> **Source material**:

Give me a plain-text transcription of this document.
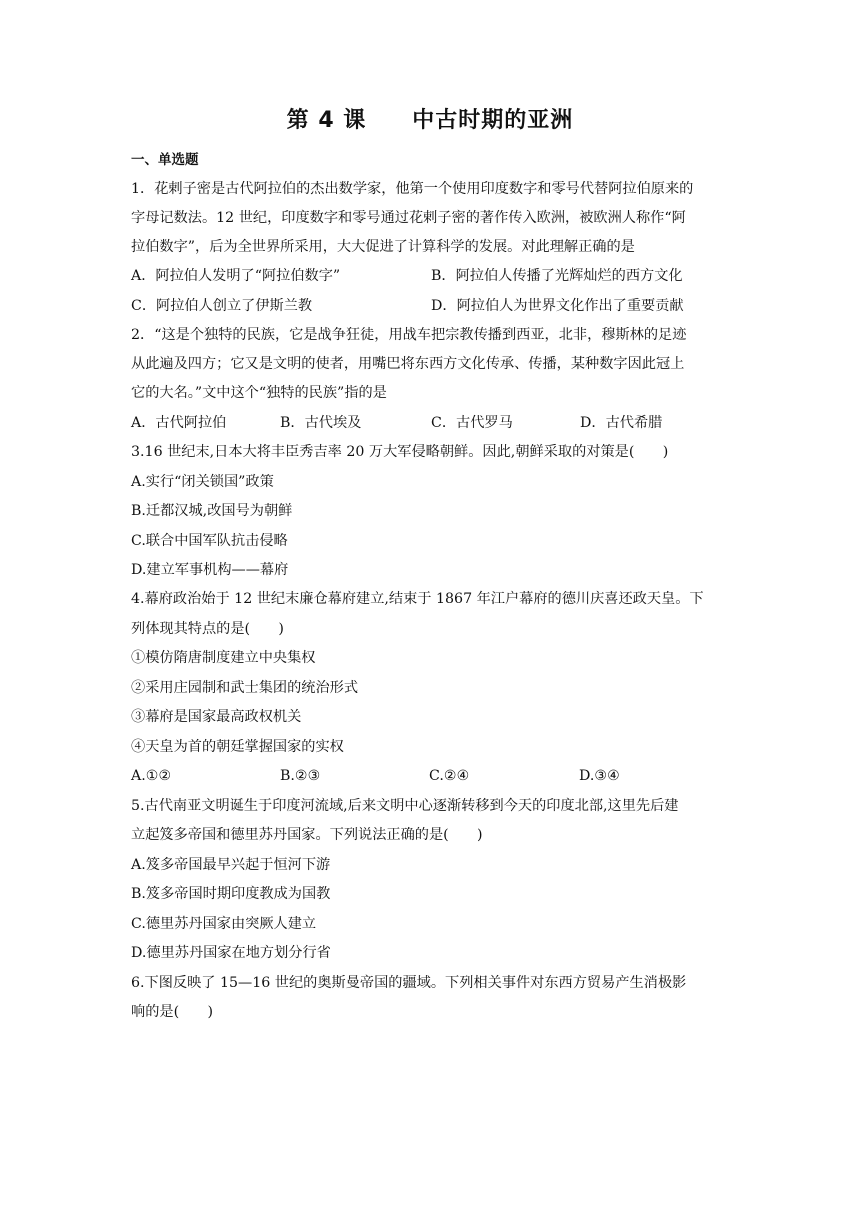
第 4 课　　中古时期的亚洲
一、单选题
1．花剌子密是古代阿拉伯的杰出数学家，他第一个使用印度数字和零号代替阿拉伯原来的
字母记数法。12 世纪，印度数字和零号通过花剌子密的著作传入欧洲，被欧洲人称作“阿
拉伯数字”，后为全世界所采用，大大促进了计算科学的发展。对此理解正确的是
A．阿拉伯人发明了“阿拉伯数字”	B．阿拉伯人传播了光辉灿烂的西方文化
C．阿拉伯人创立了伊斯兰教	D．阿拉伯人为世界文化作出了重要贡献
2．“这是个独特的民族，它是战争狂徒，用战车把宗教传播到西亚，北非，穆斯林的足迹
从此遍及四方；它又是文明的使者，用嘴巴将东西方文化传承、传播，某种数字因此冠上
它的大名。”文中这个“独特的民族”指的是
A．古代阿拉伯	B．古代埃及	C．古代罗马	D．古代希腊
3.16 世纪末,日本大将丰臣秀吉率 20 万大军侵略朝鲜。因此,朝鲜采取的对策是(　　)
A.实行“闭关锁国”政策
B.迁都汉城,改国号为朝鲜
C.联合中国军队抗击侵略
D.建立军事机构——幕府
4.幕府政治始于 12 世纪末廉仓幕府建立,结束于 1867 年江户幕府的德川庆喜还政天皇。下
列体现其特点的是(　　)
①模仿隋唐制度建立中央集权
②采用庄园制和武士集团的统治形式
③幕府是国家最高政权机关
④天皇为首的朝廷掌握国家的实权
A.①②	B.②③	C.②④	D.③④
5.古代南亚文明诞生于印度河流域,后来文明中心逐渐转移到今天的印度北部,这里先后建
立起笈多帝国和德里苏丹国家。下列说法正确的是(　　)
A.笈多帝国最早兴起于恒河下游
B.笈多帝国时期印度教成为国教
C.德里苏丹国家由突厥人建立
D.德里苏丹国家在地方划分行省
6.下图反映了 15—16 世纪的奥斯曼帝国的疆域。下列相关事件对东西方贸易产生消极影
响的是(　　)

> **Directive**: Leave out the pictures and reproduce the rest of the listing exactly.

> **Problem solution**:
Give me a plain-text transcription of this document.
第 4 课　　中古时期的亚洲
一、单选题
1．花剌子密是古代阿拉伯的杰出数学家，他第一个使用印度数字和零号代替阿拉伯原来的
字母记数法。12 世纪，印度数字和零号通过花剌子密的著作传入欧洲，被欧洲人称作“阿
拉伯数字”，后为全世界所采用，大大促进了计算科学的发展。对此理解正确的是
A．阿拉伯人发明了“阿拉伯数字”	B．阿拉伯人传播了光辉灿烂的西方文化
C．阿拉伯人创立了伊斯兰教	D．阿拉伯人为世界文化作出了重要贡献
2．“这是个独特的民族，它是战争狂徒，用战车把宗教传播到西亚，北非，穆斯林的足迹
从此遍及四方；它又是文明的使者，用嘴巴将东西方文化传承、传播，某种数字因此冠上
它的大名。”文中这个“独特的民族”指的是
A．古代阿拉伯	B．古代埃及	C．古代罗马	D．古代希腊
3.16 世纪末,日本大将丰臣秀吉率 20 万大军侵略朝鲜。因此,朝鲜采取的对策是(　　)
A.实行“闭关锁国”政策
B.迁都汉城,改国号为朝鲜
C.联合中国军队抗击侵略
D.建立军事机构——幕府
4.幕府政治始于 12 世纪末廉仓幕府建立,结束于 1867 年江户幕府的德川庆喜还政天皇。下
列体现其特点的是(　　)
①模仿隋唐制度建立中央集权
②采用庄园制和武士集团的统治形式
③幕府是国家最高政权机关
④天皇为首的朝廷掌握国家的实权
A.①②	B.②③	C.②④	D.③④
5.古代南亚文明诞生于印度河流域,后来文明中心逐渐转移到今天的印度北部,这里先后建
立起笈多帝国和德里苏丹国家。下列说法正确的是(　　)
A.笈多帝国最早兴起于恒河下游
B.笈多帝国时期印度教成为国教
C.德里苏丹国家由突厥人建立
D.德里苏丹国家在地方划分行省
6.下图反映了 15—16 世纪的奥斯曼帝国的疆域。下列相关事件对东西方贸易产生消极影
响的是(　　)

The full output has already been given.